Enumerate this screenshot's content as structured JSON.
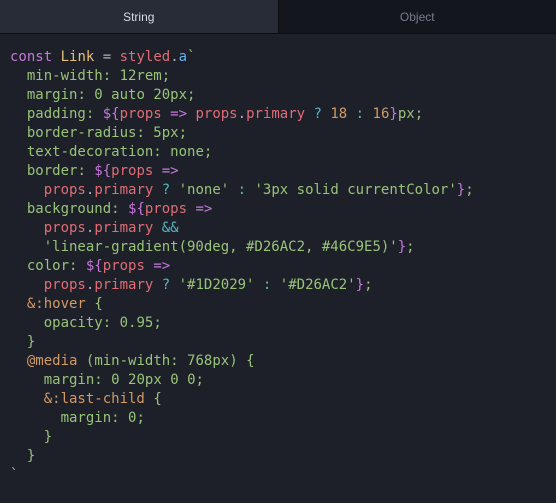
{
  "tabs": {
    "string": "String",
    "object": "Object"
  },
  "code": {
    "l0": {
      "const": "const",
      "Link": "Link",
      "eq": " = ",
      "styled": "styled",
      "dot": ".",
      "a": "a",
      "bt": "`"
    },
    "l1": {
      "prop": "min-width",
      "colon": ": ",
      "val": "12rem",
      "semi": ";"
    },
    "l2": {
      "prop": "margin",
      "colon": ": ",
      "v1": "0",
      "sp": " ",
      "v2": "auto",
      "sp2": " ",
      "v3": "20px",
      "semi": ";"
    },
    "l3": {
      "prop": "padding",
      "colon": ": ",
      "iopen": "${",
      "props": "props",
      "arrow": " => ",
      "props2": "props",
      "dot": ".",
      "primary": "primary",
      "q": " ? ",
      "n1": "18",
      "c": " : ",
      "n2": "16",
      "iclose": "}",
      "unit": "px",
      "semi": ";"
    },
    "l4": {
      "prop": "border-radius",
      "colon": ": ",
      "val": "5px",
      "semi": ";"
    },
    "l5": {
      "prop": "text-decoration",
      "colon": ": ",
      "val": "none",
      "semi": ";"
    },
    "l6": {
      "prop": "border",
      "colon": ": ",
      "iopen": "${",
      "props": "props",
      "arrow": " =>"
    },
    "l7": {
      "props": "props",
      "dot": ".",
      "primary": "primary",
      "q": " ? ",
      "s1": "'none'",
      "c": " : ",
      "s2": "'3px solid currentColor'",
      "iclose": "}",
      "semi": ";"
    },
    "l8": {
      "prop": "background",
      "colon": ": ",
      "iopen": "${",
      "props": "props",
      "arrow": " =>"
    },
    "l9": {
      "props": "props",
      "dot": ".",
      "primary": "primary",
      "and": " &&"
    },
    "l10": {
      "s": "'linear-gradient(90deg, #D26AC2, #46C9E5)'",
      "iclose": "}",
      "semi": ";"
    },
    "l11": {
      "prop": "color",
      "colon": ": ",
      "iopen": "${",
      "props": "props",
      "arrow": " =>"
    },
    "l12": {
      "props": "props",
      "dot": ".",
      "primary": "primary",
      "q": " ? ",
      "s1": "'#1D2029'",
      "c": " : ",
      "s2": "'#D26AC2'",
      "iclose": "}",
      "semi": ";"
    },
    "l13": {
      "sel": "&:hover",
      "sp": " ",
      "brace": "{"
    },
    "l14": {
      "prop": "opacity",
      "colon": ": ",
      "val": "0.95",
      "semi": ";"
    },
    "l15": {
      "brace": "}"
    },
    "l16": {
      "at": "@media",
      "sp": " ",
      "paren": "(",
      "feat": "min-width",
      "colon": ": ",
      "val": "768px",
      "paren2": ")",
      "sp2": " ",
      "brace": "{"
    },
    "l17": {
      "prop": "margin",
      "colon": ": ",
      "v1": "0",
      "sp": " ",
      "v2": "20px",
      "sp2": " ",
      "v3": "0",
      "sp3": " ",
      "v4": "0",
      "semi": ";"
    },
    "l18": {
      "sel": "&:last-child",
      "sp": " ",
      "brace": "{"
    },
    "l19": {
      "prop": "margin",
      "colon": ": ",
      "val": "0",
      "semi": ";"
    },
    "l20": {
      "brace": "}"
    },
    "l21": {
      "brace": "}"
    },
    "l22": {
      "bt": "`"
    }
  }
}
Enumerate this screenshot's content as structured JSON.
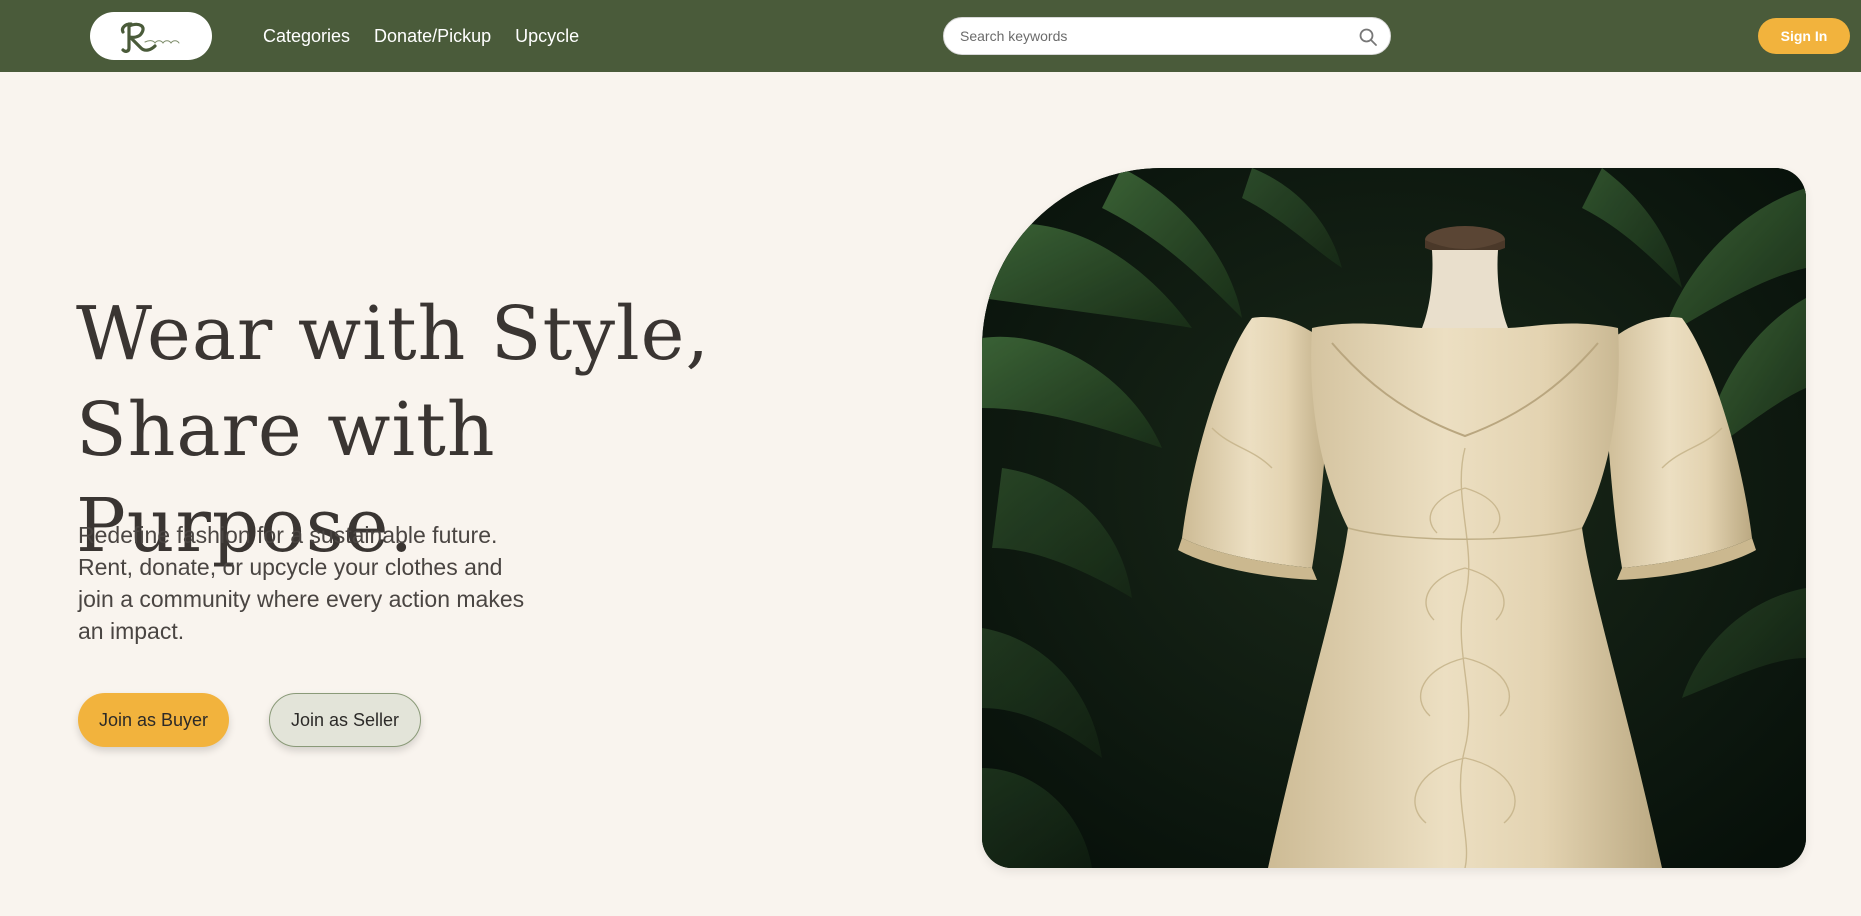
{
  "nav": {
    "links": [
      "Categories",
      "Donate/Pickup",
      "Upcycle"
    ],
    "search_placeholder": "Search keywords",
    "sign_in_label": "Sign In"
  },
  "hero": {
    "title_line1": "Wear with Style,",
    "title_line2": "Share with Purpose.",
    "subtitle": "Redefine fashion for a sustainable future. Rent, donate, or upcycle your clothes and join a community where every action makes an impact.",
    "buyer_label": "Join as Buyer",
    "seller_label": "Join as Seller"
  },
  "colors": {
    "nav_bg": "#4a5b3a",
    "page_bg": "#f9f4ee",
    "accent": "#f2b33d",
    "seller_bg": "#e3e4d9"
  },
  "icons": {
    "logo": "logo-mark",
    "search": "search-icon"
  }
}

§ **What is asked**
Set down all the entries exactly as they appear, but skip any pictures.

§ **Reply to the exercise**
Enumerate this screenshot's content as structured JSON.
{
  "tabs": {
    "string": "String",
    "object": "Object"
  },
  "code": {
    "l0": {
      "const": "const",
      "Link": "Link",
      "eq": " = ",
      "styled": "styled",
      "dot": ".",
      "a": "a",
      "bt": "`"
    },
    "l1": {
      "prop": "min-width",
      "colon": ": ",
      "val": "12rem",
      "semi": ";"
    },
    "l2": {
      "prop": "margin",
      "colon": ": ",
      "v1": "0",
      "sp": " ",
      "v2": "auto",
      "sp2": " ",
      "v3": "20px",
      "semi": ";"
    },
    "l3": {
      "prop": "padding",
      "colon": ": ",
      "iopen": "${",
      "props": "props",
      "arrow": " => ",
      "props2": "props",
      "dot": ".",
      "primary": "primary",
      "q": " ? ",
      "n1": "18",
      "c": " : ",
      "n2": "16",
      "iclose": "}",
      "unit": "px",
      "semi": ";"
    },
    "l4": {
      "prop": "border-radius",
      "colon": ": ",
      "val": "5px",
      "semi": ";"
    },
    "l5": {
      "prop": "text-decoration",
      "colon": ": ",
      "val": "none",
      "semi": ";"
    },
    "l6": {
      "prop": "border",
      "colon": ": ",
      "iopen": "${",
      "props": "props",
      "arrow": " =>"
    },
    "l7": {
      "props": "props",
      "dot": ".",
      "primary": "primary",
      "q": " ? ",
      "s1": "'none'",
      "c": " : ",
      "s2": "'3px solid currentColor'",
      "iclose": "}",
      "semi": ";"
    },
    "l8": {
      "prop": "background",
      "colon": ": ",
      "iopen": "${",
      "props": "props",
      "arrow": " =>"
    },
    "l9": {
      "props": "props",
      "dot": ".",
      "primary": "primary",
      "and": " &&"
    },
    "l10": {
      "s": "'linear-gradient(90deg, #D26AC2, #46C9E5)'",
      "iclose": "}",
      "semi": ";"
    },
    "l11": {
      "prop": "color",
      "colon": ": ",
      "iopen": "${",
      "props": "props",
      "arrow": " =>"
    },
    "l12": {
      "props": "props",
      "dot": ".",
      "primary": "primary",
      "q": " ? ",
      "s1": "'#1D2029'",
      "c": " : ",
      "s2": "'#D26AC2'",
      "iclose": "}",
      "semi": ";"
    },
    "l13": {
      "sel": "&:hover",
      "sp": " ",
      "brace": "{"
    },
    "l14": {
      "prop": "opacity",
      "colon": ": ",
      "val": "0.95",
      "semi": ";"
    },
    "l15": {
      "brace": "}"
    },
    "l16": {
      "at": "@media",
      "sp": " ",
      "paren": "(",
      "feat": "min-width",
      "colon": ": ",
      "val": "768px",
      "paren2": ")",
      "sp2": " ",
      "brace": "{"
    },
    "l17": {
      "prop": "margin",
      "colon": ": ",
      "v1": "0",
      "sp": " ",
      "v2": "20px",
      "sp2": " ",
      "v3": "0",
      "sp3": " ",
      "v4": "0",
      "semi": ";"
    },
    "l18": {
      "sel": "&:last-child",
      "sp": " ",
      "brace": "{"
    },
    "l19": {
      "prop": "margin",
      "colon": ": ",
      "val": "0",
      "semi": ";"
    },
    "l20": {
      "brace": "}"
    },
    "l21": {
      "brace": "}"
    },
    "l22": {
      "bt": "`"
    }
  }
}
Enumerate this screenshot's content as structured JSON.
{
  "nav": {
    "links": [
      "Categories",
      "Donate/Pickup",
      "Upcycle"
    ],
    "search_placeholder": "Search keywords",
    "sign_in_label": "Sign In"
  },
  "hero": {
    "title_line1": "Wear with Style,",
    "title_line2": "Share with Purpose.",
    "subtitle": "Redefine fashion for a sustainable future. Rent, donate, or upcycle your clothes and join a community where every action makes an impact.",
    "buyer_label": "Join as Buyer",
    "seller_label": "Join as Seller"
  },
  "colors": {
    "nav_bg": "#4a5b3a",
    "page_bg": "#f9f4ee",
    "accent": "#f2b33d",
    "seller_bg": "#e3e4d9"
  },
  "icons": {
    "logo": "logo-mark",
    "search": "search-icon"
  }
}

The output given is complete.